# Best game you've played the last year



## jason2_uk (Apr 8, 2010)

Just wondering if anyone has any reccomendations on a top game that they played over the last year that I might have missed out on! Looking at the 360.. personal choices would have to be Mass Effect 2 and Cod2.. haven't really got into any others so I'm sure there are a few Im missing out on!!


----------



## Deano (Jul 7, 2006)

modern warefare 2

forza 3

prey (an oldie but a goodie)


----------



## jason2_uk (Apr 8, 2010)

yeah forza 3 is one I'm def gonna pick up soon enough, had the 2nd one and it was a great game! hopefully it'll drop in price soon enough, its been out a good while now lol


----------



## Lloyd71 (Aug 21, 2008)

The obvious:

Heavy Rain [PS3]
Forza 3 [360]
MW2 [360]

The less obvious:

The Saboteur [360]
Borderlands [360]

Borderlands is one of the best games I've ever played, it's so addictive in every way that I found myself playing it into the early hours every morning. Add a friend for the co-op story mode and it's even better.


----------



## Mini 360 (Jul 17, 2009)

Forza 3

COD MW:2 (Until it became crap)

Fave was Battlefield Bad Company 2. So realistic and immersive. Brilliant game!


----------



## macca5050 (May 17, 2008)

Forza 3, Assassins Creed 2 was also very good


----------



## HC1001 (May 27, 2007)

Mini 360 said:


> Fave was Battlefield Bad Company 2. So realistic and immersive. Brilliant game!


Agreed, still up to early hours playing at weekends..........:thumb:


----------



## lpoolck (Jul 25, 2009)

Uncharted 2 (PS3)


----------



## LiveWire88 (Sep 5, 2009)

Mw2 :d


----------



## Mike_182 (Mar 22, 2007)

Crysis and Crysis Warhead for those of us who play FPS' where they're meant to be played!


----------



## remal (Dec 10, 2007)

Loving BF2 at the moment. enjoyed MW2 but the game I enjoyed the most was Batman arkham asylum. A great game

Ow and enjoying Forza 3


----------



## Maggi200 (Aug 21, 2009)

Forza 3 and the ballard of gay tony are both excellent. At the moment though (when im not revising or working ) I'm into assassins creed 2. Brings a lot over the first


----------



## BAXRY (Aug 11, 2009)

the new assassins creed i would have to say


----------



## dogs_basket (Aug 28, 2007)

remal said:


> Loving BF2 at the moment. enjoyed MW2 but the game I enjoyed the most was Batman arkham asylum. A great game


BF2 most for multiplayer. MW2 was good but prefer team element of BF2.

Batman:arkham is great and feels genuinely innovative. Surprised more people haven't mentioned it - it did win the Game of the Year award! £25 for GOTY edition that includes 3D glasses - bargain.


----------



## Gandi (Dec 18, 2007)

MW2, Forza 3, Assains Creed 2.
I was however slighty dissapointed with BioShock 2, while still a good game, i felt it laked somthing


----------



## Jai (Mar 16, 2010)

————

* _Problem statement_: Continue the forum thread about the best games played over the last year, starting right after the final line shown.

* _Data lines_:
————

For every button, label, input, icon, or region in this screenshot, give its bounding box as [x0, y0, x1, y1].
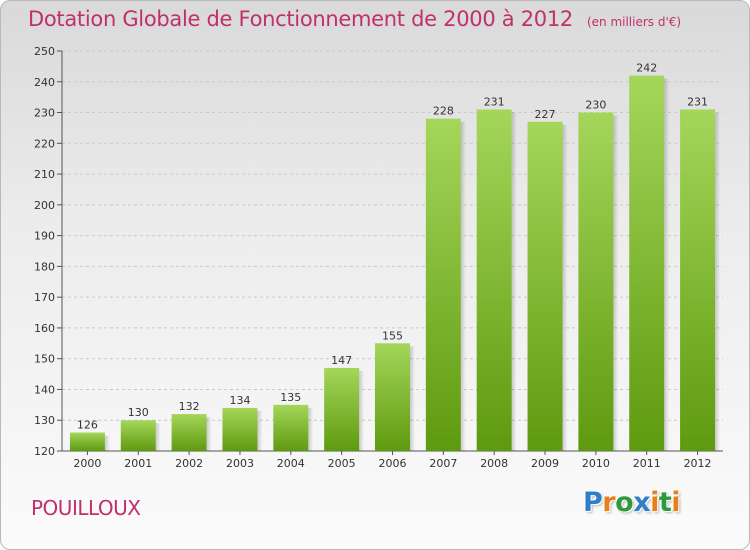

————

* _Output for this task_:
The only 2 games I really play are Fifa 10 and MW2...But MW2 wins it for me!


----------



## djswivel (Apr 8, 2009)

Just Cause 2. Sod the story, just go around blowing things up and parachuting from planes whilst firing the grappling hook...

Awesomeness..


----------



## Guest (May 23, 2010)

Unfornatley I don't have own an xbox !! But what happened to the mario brothers lol !! Ha


----------



## Maggi200 (Aug 21, 2009)

Well... red dead redemption has shot to the top of this list, final fantasy is close second and forza now a sad third. Can't stop shooting animals and skinning them to level up in red dead lol


----------



## MattDuffy88 (Apr 6, 2009)

In the past year the best game(s) I have bought has to be The Orange Box collection. It never gets old using the gravity gun to chop up zombies with saw blades!


----------



## Sian (Sep 24, 2007)

maggi112 said:


> Well... red dead redemption has shot to the top of this list, Can't stop shooting animals and skinning them to level up in red dead lol


Definately .. along with Call of Duty and Forza !! I like Gears of war as well ! :thumb:


----------



## alan_mcc (Oct 28, 2008)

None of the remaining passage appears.